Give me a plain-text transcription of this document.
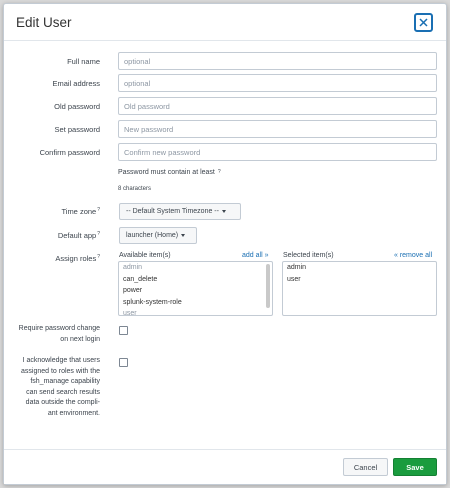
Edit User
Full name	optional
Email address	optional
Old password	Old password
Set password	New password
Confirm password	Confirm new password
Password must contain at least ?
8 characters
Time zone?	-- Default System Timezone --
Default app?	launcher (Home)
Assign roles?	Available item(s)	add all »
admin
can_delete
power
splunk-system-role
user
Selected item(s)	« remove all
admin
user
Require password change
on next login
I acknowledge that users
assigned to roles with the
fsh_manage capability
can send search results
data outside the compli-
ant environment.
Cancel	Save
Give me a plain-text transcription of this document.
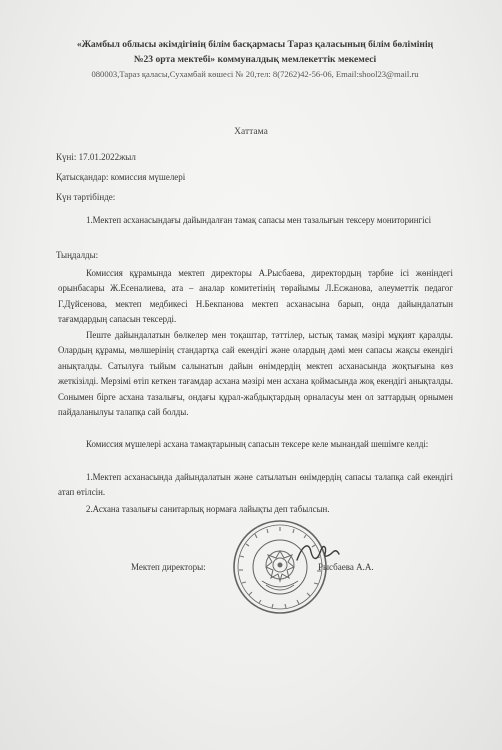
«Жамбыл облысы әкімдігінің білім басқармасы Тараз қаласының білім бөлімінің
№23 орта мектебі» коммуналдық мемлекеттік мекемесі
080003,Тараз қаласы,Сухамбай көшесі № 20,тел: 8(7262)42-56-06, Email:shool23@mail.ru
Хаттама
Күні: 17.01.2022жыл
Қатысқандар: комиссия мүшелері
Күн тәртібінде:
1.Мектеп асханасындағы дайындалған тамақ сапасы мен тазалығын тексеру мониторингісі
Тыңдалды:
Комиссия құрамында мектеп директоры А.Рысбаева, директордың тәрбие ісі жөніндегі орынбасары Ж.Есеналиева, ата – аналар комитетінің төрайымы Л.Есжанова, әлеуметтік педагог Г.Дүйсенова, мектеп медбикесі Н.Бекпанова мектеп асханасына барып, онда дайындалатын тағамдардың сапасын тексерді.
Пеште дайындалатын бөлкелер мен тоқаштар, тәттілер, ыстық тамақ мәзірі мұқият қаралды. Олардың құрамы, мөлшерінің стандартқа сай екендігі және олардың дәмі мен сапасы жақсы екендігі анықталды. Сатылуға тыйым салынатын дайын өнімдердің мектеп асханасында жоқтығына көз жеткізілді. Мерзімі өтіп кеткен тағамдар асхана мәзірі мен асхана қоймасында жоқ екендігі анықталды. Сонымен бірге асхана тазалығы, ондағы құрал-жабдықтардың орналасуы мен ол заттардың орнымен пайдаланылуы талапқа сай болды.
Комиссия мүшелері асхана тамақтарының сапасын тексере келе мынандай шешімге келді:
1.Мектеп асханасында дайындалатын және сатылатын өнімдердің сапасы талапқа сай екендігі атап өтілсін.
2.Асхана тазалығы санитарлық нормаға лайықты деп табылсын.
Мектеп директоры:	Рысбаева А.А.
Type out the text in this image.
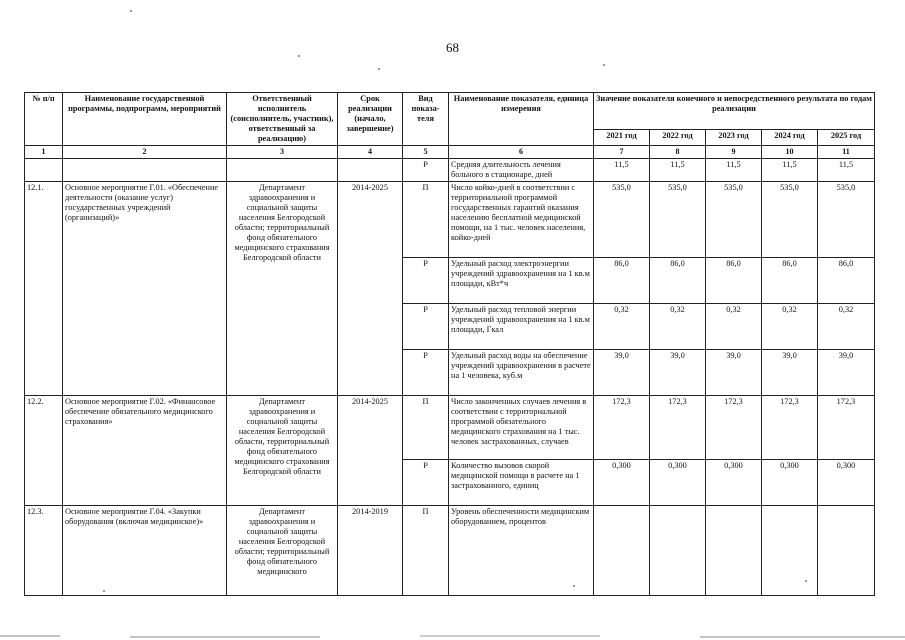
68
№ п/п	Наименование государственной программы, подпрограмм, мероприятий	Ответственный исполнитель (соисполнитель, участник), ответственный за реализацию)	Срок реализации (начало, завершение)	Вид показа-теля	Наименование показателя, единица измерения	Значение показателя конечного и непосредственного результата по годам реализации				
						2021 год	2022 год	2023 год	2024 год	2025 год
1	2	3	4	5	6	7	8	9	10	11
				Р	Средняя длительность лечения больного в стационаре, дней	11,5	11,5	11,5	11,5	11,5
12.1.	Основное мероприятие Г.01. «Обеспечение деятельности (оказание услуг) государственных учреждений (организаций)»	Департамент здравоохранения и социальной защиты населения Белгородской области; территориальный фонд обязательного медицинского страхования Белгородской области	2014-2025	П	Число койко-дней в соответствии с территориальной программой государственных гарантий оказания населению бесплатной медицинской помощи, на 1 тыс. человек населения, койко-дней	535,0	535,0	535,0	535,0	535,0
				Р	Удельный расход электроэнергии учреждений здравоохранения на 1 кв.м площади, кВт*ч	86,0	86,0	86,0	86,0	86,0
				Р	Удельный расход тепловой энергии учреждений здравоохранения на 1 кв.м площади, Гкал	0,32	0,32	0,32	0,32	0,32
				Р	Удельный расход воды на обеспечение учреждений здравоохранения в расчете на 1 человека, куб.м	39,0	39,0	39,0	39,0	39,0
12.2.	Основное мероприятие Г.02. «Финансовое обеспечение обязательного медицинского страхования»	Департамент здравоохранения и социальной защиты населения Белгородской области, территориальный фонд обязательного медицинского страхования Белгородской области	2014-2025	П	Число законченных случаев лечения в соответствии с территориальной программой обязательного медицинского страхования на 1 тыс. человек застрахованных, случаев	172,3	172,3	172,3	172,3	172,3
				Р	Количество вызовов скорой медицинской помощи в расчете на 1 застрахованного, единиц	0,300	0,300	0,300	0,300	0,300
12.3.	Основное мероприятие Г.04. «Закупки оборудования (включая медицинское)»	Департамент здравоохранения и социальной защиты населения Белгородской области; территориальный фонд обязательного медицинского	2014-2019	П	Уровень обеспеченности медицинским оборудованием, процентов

* * *

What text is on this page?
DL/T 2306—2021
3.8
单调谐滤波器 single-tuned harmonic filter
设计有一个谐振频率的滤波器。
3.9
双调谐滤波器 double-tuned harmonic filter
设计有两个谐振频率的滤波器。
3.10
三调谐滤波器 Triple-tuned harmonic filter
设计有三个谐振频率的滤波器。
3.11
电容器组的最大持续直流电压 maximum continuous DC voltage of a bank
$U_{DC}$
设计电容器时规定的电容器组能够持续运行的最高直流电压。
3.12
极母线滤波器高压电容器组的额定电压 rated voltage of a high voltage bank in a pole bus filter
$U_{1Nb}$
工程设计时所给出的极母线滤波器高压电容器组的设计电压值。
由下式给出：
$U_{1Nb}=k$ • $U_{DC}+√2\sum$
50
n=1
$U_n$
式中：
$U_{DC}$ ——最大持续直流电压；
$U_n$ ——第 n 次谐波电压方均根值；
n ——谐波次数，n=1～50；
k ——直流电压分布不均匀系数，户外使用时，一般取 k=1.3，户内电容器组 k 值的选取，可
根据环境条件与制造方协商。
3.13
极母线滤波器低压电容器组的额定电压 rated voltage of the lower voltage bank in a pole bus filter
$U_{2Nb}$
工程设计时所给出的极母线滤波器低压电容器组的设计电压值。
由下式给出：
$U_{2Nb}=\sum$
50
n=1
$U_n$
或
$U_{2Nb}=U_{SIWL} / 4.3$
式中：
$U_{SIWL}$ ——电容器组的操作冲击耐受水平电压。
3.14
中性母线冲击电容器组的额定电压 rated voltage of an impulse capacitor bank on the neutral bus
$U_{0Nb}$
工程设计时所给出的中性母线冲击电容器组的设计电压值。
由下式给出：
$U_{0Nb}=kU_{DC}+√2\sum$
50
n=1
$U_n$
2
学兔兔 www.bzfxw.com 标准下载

--

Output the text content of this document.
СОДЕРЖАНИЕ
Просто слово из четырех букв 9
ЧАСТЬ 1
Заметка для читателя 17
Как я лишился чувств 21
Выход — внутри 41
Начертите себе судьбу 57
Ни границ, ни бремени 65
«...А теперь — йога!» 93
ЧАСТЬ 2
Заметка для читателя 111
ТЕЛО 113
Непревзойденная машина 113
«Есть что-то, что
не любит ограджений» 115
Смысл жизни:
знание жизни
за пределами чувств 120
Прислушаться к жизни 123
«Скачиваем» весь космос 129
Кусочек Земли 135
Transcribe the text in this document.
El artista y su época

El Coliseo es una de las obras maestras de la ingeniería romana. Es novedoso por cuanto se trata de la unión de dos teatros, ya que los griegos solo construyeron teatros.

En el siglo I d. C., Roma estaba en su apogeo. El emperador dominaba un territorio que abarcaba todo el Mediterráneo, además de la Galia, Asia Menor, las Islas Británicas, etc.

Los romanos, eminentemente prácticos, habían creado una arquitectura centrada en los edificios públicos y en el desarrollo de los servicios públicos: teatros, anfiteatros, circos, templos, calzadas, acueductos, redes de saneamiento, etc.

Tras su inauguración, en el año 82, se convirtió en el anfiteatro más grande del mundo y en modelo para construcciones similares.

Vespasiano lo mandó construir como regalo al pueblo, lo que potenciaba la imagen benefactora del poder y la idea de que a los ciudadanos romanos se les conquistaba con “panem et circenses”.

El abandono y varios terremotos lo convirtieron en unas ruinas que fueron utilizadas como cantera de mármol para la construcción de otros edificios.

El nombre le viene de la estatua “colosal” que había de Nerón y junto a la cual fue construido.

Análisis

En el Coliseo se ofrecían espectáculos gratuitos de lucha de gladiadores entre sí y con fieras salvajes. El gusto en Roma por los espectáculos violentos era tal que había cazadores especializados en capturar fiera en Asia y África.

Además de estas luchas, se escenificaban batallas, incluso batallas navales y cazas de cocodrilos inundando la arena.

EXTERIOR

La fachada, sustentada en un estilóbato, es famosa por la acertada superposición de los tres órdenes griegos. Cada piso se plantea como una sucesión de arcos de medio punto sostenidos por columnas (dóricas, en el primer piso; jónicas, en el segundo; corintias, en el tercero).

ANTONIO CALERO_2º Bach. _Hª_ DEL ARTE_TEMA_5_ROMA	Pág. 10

▸ CHALLENGE: Pick out every line above that holds the word "читателя" and copy it.

▸ TASK RESPONSE:
Заметка для читателя 17
Заметка для читателя 111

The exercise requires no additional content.